### [Material for the task]
-*-*-

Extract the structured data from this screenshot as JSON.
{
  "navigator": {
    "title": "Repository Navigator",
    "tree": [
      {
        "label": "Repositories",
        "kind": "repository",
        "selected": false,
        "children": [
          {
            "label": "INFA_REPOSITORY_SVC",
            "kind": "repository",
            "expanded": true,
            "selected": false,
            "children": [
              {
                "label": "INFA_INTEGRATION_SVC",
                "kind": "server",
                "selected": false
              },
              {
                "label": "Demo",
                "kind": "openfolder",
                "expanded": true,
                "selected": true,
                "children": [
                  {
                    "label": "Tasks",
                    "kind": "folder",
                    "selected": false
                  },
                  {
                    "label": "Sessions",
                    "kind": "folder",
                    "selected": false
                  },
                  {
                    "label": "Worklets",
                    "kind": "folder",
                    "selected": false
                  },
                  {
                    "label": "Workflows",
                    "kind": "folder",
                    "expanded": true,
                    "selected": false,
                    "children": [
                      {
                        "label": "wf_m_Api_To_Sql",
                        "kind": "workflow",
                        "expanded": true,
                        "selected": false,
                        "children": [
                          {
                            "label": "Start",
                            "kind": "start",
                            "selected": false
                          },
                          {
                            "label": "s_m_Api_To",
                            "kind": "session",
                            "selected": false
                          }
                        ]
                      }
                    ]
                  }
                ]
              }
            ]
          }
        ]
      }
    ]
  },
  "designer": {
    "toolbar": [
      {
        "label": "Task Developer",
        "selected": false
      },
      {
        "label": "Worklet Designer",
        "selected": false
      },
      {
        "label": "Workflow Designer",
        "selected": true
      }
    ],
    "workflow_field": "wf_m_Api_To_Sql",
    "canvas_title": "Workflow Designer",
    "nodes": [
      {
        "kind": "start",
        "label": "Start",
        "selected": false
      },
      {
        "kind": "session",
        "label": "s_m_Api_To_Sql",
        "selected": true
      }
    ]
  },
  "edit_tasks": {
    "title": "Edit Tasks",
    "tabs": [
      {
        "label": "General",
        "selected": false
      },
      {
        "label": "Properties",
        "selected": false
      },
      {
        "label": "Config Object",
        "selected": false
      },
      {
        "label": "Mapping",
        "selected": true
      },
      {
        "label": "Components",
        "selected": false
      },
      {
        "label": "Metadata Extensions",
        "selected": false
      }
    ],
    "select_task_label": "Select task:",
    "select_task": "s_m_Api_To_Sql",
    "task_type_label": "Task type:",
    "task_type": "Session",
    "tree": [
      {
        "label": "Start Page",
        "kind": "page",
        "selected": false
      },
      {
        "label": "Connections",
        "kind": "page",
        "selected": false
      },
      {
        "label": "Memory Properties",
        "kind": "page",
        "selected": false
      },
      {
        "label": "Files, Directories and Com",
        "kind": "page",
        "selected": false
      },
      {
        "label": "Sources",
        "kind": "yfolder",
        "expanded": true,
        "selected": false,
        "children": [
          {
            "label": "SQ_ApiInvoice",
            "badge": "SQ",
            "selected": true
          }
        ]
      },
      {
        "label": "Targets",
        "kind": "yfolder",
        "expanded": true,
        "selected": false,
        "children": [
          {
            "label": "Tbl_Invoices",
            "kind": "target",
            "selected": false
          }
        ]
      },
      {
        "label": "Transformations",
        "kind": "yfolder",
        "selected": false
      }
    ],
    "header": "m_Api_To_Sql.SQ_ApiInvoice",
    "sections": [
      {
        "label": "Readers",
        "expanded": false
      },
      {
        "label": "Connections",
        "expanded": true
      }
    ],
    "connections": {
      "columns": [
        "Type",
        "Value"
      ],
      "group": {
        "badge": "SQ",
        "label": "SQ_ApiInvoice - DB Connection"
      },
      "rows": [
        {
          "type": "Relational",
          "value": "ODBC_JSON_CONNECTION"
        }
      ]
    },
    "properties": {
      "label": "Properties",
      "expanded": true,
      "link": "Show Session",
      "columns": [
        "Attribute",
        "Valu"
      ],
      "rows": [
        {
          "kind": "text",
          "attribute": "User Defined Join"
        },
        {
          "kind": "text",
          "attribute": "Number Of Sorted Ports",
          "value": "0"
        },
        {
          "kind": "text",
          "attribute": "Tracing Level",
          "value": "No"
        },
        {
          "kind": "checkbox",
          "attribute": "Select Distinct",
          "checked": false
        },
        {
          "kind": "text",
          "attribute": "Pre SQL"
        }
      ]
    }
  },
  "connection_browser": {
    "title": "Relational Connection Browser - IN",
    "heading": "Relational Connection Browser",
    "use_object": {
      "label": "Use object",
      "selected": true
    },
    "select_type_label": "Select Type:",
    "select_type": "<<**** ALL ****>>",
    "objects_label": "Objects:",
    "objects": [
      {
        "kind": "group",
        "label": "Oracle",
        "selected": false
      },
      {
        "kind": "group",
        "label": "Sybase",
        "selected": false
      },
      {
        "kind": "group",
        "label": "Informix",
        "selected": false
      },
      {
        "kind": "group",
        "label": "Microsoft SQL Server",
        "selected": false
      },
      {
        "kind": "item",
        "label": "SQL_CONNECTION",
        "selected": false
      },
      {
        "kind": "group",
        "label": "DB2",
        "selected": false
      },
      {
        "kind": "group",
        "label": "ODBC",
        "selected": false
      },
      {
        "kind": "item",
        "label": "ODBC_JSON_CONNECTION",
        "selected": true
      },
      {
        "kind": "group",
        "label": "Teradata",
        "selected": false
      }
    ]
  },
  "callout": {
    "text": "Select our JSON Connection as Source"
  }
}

-*-*-

### [Written request]
Reproduce every record above exactly as it appears.

### [Answer for this exercise]
Extract the structured data from this screenshot as JSON.
{
  "navigator": {
    "title": "Repository Navigator",
    "tree": [
      {
        "label": "Repositories",
        "kind": "repository",
        "selected": false,
        "children": [
          {
            "label": "INFA_REPOSITORY_SVC",
            "kind": "repository",
            "expanded": true,
            "selected": false,
            "children": [
              {
                "label": "INFA_INTEGRATION_SVC",
                "kind": "server",
                "selected": false
              },
              {
                "label": "Demo",
                "kind": "openfolder",
                "expanded": true,
                "selected": true,
                "children": [
                  {
                    "label": "Tasks",
                    "kind": "folder",
                    "selected": false
                  },
                  {
                    "label": "Sessions",
                    "kind": "folder",
                    "selected": false
                  },
                  {
                    "label": "Worklets",
                    "kind": "folder",
                    "selected": false
                  },
                  {
                    "label": "Workflows",
                    "kind": "folder",
                    "expanded": true,
                    "selected": false,
                    "children": [
                      {
                        "label": "wf_m_Api_To_Sql",
                        "kind": "workflow",
                        "expanded": true,
                        "selected": false,
                        "children": [
                          {
                            "label": "Start",
                            "kind": "start",
                            "selected": false
                          },
                          {
                            "label": "s_m_Api_To",
                            "kind": "session",
                            "selected": false
                          }
                        ]
                      }
                    ]
                  }
                ]
              }
            ]
          }
        ]
      }
    ]
  },
  "designer": {
    "toolbar": [
      {
        "label": "Task Developer",
        "selected": false
      },
      {
        "label": "Worklet Designer",
        "selected": false
      },
      {
        "label": "Workflow Designer",
        "selected": true
      }
    ],
    "workflow_field": "wf_m_Api_To_Sql",
    "canvas_title": "Workflow Designer",
    "nodes": [
      {
        "kind": "start",
        "label": "Start",
        "selected": false
      },
      {
        "kind": "session",
        "label": "s_m_Api_To_Sql",
        "selected": true
      }
    ]
  },
  "edit_tasks": {
    "title": "Edit Tasks",
    "tabs": [
      {
        "label": "General",
        "selected": false
      },
      {
        "label": "Properties",
        "selected": false
      },
      {
        "label": "Config Object",
        "selected": false
      },
      {
        "label": "Mapping",
        "selected": true
      },
      {
        "label": "Components",
        "selected": false
      },
      {
        "label": "Metadata Extensions",
        "selected": false
      }
    ],
    "select_task_label": "Select task:",
    "select_task": "s_m_Api_To_Sql",
    "task_type_label": "Task type:",
    "task_type": "Session",
    "tree": [
      {
        "label": "Start Page",
        "kind": "page",
        "selected": false
      },
      {
        "label": "Connections",
        "kind": "page",
        "selected": false
      },
      {
        "label": "Memory Properties",
        "kind": "page",
        "selected": false
      },
      {
        "label": "Files, Directories and Com",
        "kind": "page",
        "selected": false
      },
      {
        "label": "Sources",
        "kind": "yfolder",
        "expanded": true,
        "selected": false,
        "children": [
          {
            "label": "SQ_ApiInvoice",
            "badge": "SQ",
            "selected": true
          }
        ]
      },
      {
        "label": "Targets",
        "kind": "yfolder",
        "expanded": true,
        "selected": false,
        "children": [
          {
            "label": "Tbl_Invoices",
            "kind": "target",
            "selected": false
          }
        ]
      },
      {
        "label": "Transformations",
        "kind": "yfolder",
        "selected": false
      }
    ],
    "header": "m_Api_To_Sql.SQ_ApiInvoice",
    "sections": [
      {
        "label": "Readers",
        "expanded": false
      },
      {
        "label": "Connections",
        "expanded": true
      }
    ],
    "connections": {
      "columns": [
        "Type",
        "Value"
      ],
      "group": {
        "badge": "SQ",
        "label": "SQ_ApiInvoice - DB Connection"
      },
      "rows": [
        {
          "type": "Relational",
          "value": "ODBC_JSON_CONNECTION"
        }
      ]
    },
    "properties": {
      "label": "Properties",
      "expanded": true,
      "link": "Show Session",
      "columns": [
        "Attribute",
        "Valu"
      ],
      "rows": [
        {
          "kind": "text",
          "attribute": "User Defined Join"
        },
        {
          "kind": "text",
          "attribute": "Number Of Sorted Ports",
          "value": "0"
        },
        {
          "kind": "text",
          "attribute": "Tracing Level",
          "value": "No"
        },
        {
          "kind": "checkbox",
          "attribute": "Select Distinct",
          "checked": false
        },
        {
          "kind": "text",
          "attribute": "Pre SQL"
        }
      ]
    }
  },
  "connection_browser": {
    "title": "Relational Connection Browser - IN",
    "heading": "Relational Connection Browser",
    "use_object": {
      "label": "Use object",
      "selected": true
    },
    "select_type_label": "Select Type:",
    "select_type": "<<**** ALL ****>>",
    "objects_label": "Objects:",
    "objects": [
      {
        "kind": "group",
        "label": "Oracle",
        "selected": false
      },
      {
        "kind": "group",
        "label": "Sybase",
        "selected": false
      },
      {
        "kind": "group",
        "label": "Informix",
        "selected": false
      },
      {
        "kind": "group",
        "label": "Microsoft SQL Server",
        "selected": false
      },
      {
        "kind": "item",
        "label": "SQL_CONNECTION",
        "selected": false
      },
      {
        "kind": "group",
        "label": "DB2",
        "selected": false
      },
      {
        "kind": "group",
        "label": "ODBC",
        "selected": false
      },
      {
        "kind": "item",
        "label": "ODBC_JSON_CONNECTION",
        "selected": true
      },
      {
        "kind": "group",
        "label": "Teradata",
        "selected": false
      }
    ]
  },
  "callout": {
    "text": "Select our JSON Connection as Source"
  }
}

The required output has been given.